Check every line for the word "title" and give the number of lines where it occurs, nothing else.
[BEGIN Material provided]
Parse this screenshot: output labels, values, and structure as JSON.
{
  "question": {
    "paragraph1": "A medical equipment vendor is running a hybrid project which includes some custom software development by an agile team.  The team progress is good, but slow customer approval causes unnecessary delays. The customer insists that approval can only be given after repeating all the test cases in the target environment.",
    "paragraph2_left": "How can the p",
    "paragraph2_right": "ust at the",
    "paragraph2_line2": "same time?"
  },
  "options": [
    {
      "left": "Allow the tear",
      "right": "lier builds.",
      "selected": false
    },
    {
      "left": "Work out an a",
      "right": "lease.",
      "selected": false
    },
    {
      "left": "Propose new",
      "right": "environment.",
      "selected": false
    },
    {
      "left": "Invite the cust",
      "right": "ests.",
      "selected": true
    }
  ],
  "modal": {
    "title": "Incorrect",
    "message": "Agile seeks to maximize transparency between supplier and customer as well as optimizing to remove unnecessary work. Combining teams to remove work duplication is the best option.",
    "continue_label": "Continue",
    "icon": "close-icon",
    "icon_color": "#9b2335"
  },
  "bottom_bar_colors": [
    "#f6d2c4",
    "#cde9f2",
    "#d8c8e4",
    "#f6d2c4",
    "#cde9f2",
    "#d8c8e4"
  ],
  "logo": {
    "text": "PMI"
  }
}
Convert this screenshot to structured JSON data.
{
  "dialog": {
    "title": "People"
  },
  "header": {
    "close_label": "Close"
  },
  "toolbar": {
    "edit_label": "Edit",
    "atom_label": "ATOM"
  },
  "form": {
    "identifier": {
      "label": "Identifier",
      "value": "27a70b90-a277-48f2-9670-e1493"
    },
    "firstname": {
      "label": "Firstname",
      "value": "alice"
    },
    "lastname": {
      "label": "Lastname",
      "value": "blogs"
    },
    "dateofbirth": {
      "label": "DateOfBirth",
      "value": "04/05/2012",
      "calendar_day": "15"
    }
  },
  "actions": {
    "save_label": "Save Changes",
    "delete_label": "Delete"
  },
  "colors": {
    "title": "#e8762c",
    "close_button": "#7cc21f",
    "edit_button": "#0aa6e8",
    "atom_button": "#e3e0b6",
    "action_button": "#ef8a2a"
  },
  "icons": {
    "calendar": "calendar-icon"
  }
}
[END Material provided]
Task response. 3